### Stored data
********************
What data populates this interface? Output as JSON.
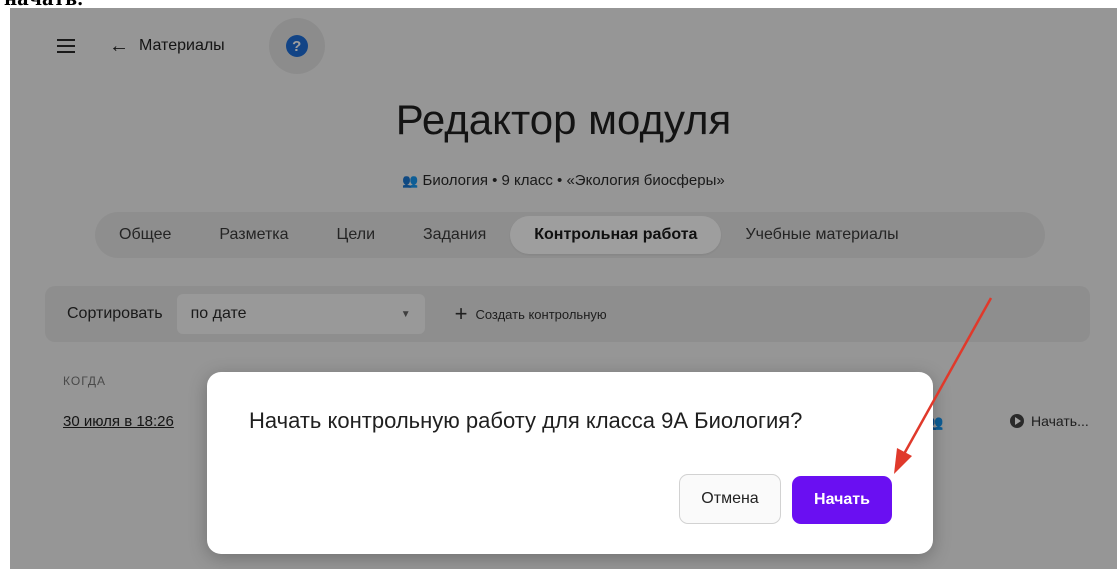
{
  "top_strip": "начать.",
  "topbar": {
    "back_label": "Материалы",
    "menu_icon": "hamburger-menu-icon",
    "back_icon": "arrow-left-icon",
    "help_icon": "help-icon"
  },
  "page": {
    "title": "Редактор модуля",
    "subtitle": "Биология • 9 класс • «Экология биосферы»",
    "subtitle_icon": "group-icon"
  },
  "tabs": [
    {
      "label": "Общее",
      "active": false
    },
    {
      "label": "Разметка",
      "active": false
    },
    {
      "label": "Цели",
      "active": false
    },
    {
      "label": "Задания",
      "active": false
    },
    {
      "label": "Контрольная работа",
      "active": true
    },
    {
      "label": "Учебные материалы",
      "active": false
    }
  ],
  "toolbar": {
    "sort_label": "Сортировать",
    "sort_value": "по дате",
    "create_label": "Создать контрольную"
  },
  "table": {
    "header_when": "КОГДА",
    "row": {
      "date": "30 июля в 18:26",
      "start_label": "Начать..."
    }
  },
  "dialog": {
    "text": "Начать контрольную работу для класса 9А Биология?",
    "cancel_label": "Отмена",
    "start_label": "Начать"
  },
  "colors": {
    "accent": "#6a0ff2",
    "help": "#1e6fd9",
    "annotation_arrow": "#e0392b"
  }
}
********************
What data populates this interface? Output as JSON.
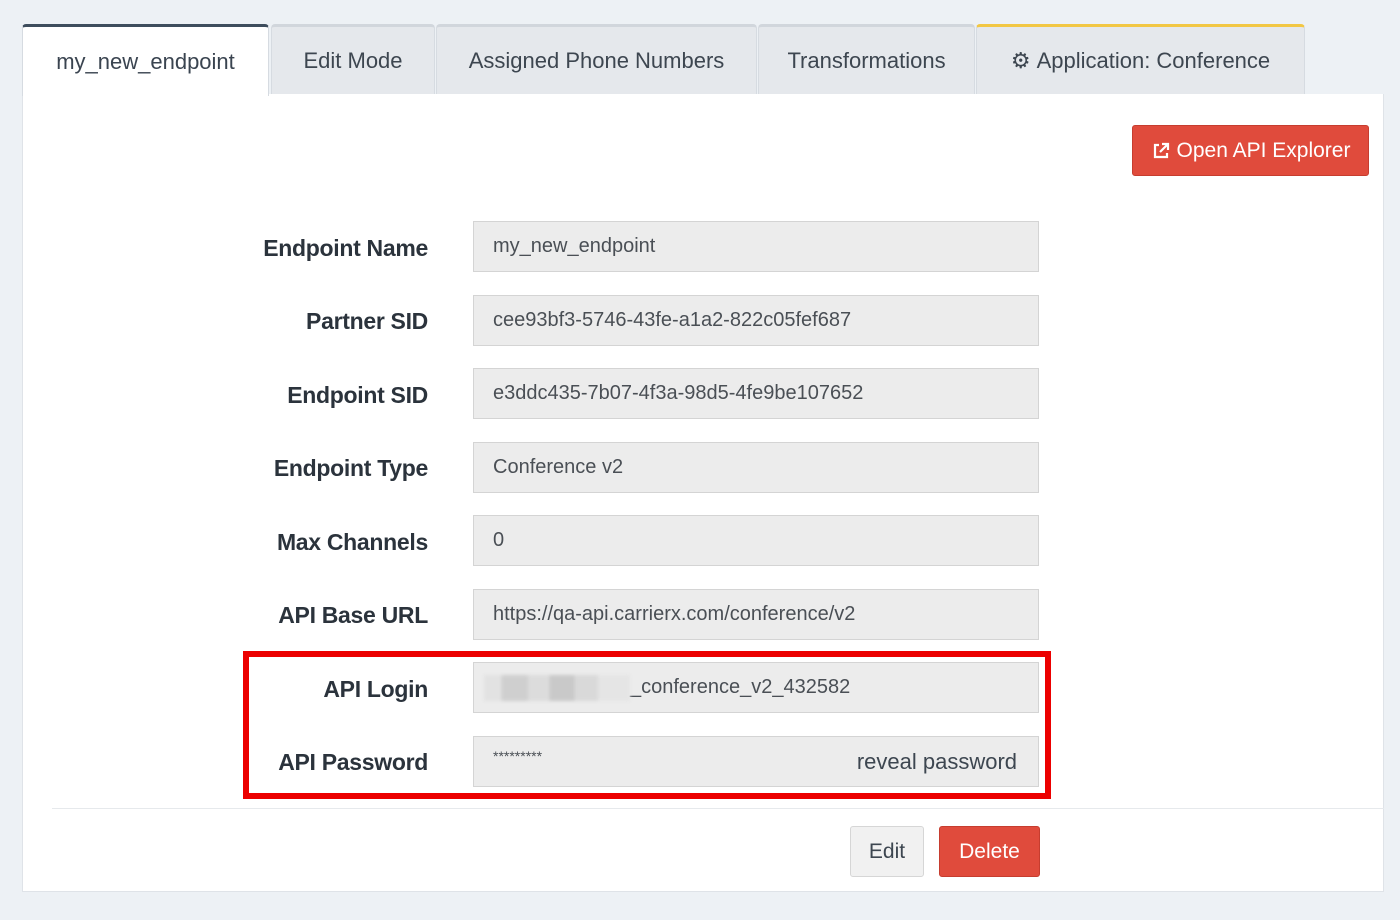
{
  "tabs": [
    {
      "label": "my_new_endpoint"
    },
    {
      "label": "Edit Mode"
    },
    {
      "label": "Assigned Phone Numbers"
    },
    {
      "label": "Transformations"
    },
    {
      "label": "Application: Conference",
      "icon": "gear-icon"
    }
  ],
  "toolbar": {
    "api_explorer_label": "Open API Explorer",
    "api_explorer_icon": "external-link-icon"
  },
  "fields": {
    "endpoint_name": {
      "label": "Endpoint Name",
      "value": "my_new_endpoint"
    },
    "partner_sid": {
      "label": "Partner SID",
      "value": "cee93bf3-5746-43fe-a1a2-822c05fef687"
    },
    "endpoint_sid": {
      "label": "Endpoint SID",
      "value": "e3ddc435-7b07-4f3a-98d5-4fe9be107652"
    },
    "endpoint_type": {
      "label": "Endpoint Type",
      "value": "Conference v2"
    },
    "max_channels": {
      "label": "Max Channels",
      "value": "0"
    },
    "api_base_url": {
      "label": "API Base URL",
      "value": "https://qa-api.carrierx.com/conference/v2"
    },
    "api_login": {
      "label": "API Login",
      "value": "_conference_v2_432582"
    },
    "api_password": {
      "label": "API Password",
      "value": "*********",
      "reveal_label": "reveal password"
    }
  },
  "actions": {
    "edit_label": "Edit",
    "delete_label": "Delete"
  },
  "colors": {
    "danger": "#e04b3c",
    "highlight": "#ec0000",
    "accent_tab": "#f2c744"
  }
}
********************
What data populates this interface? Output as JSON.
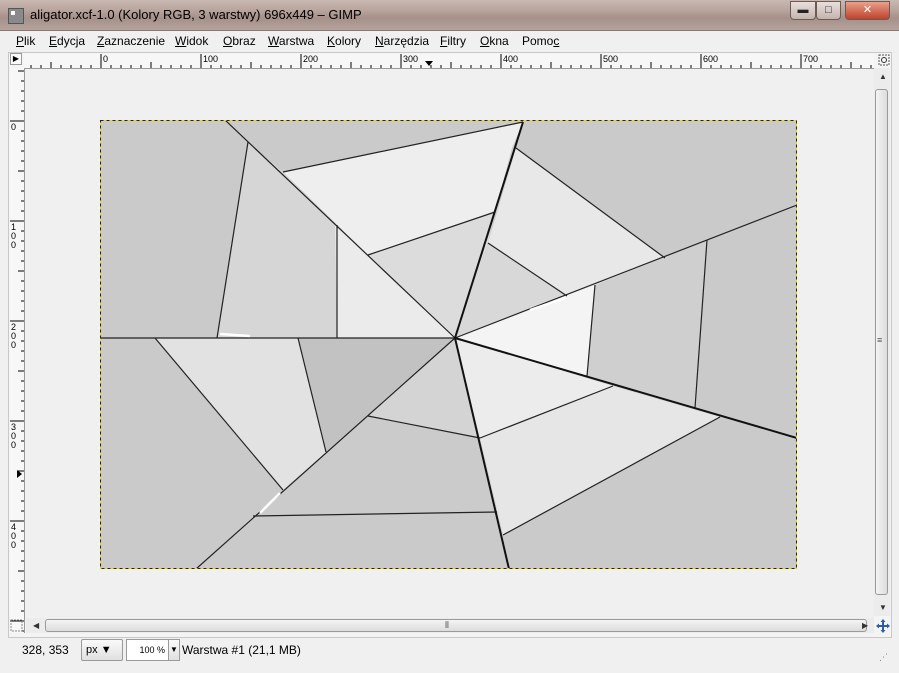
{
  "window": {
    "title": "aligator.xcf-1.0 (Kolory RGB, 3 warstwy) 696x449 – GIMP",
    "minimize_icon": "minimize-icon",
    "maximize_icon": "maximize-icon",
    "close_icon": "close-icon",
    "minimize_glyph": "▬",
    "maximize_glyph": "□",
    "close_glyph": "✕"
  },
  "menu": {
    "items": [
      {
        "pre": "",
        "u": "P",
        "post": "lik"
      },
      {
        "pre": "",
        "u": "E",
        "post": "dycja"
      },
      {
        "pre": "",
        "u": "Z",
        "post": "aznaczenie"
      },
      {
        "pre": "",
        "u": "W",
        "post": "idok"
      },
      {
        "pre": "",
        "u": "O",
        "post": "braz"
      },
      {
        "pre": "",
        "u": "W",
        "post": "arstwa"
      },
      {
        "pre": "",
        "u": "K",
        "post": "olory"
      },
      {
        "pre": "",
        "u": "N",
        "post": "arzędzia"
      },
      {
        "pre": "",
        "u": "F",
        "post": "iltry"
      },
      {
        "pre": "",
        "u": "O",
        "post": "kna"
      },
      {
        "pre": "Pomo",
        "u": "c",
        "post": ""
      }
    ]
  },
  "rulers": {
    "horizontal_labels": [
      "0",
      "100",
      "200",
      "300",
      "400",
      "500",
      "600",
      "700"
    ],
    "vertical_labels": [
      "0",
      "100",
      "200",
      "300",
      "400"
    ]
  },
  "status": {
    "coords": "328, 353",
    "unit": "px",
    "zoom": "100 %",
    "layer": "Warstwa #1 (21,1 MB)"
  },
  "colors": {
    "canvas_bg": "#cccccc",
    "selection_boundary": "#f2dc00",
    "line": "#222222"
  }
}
********************
### What you have to do
Go over the records above line by line and count those holding the word "icon". Reply only with the number.

### Reply to the exercise
9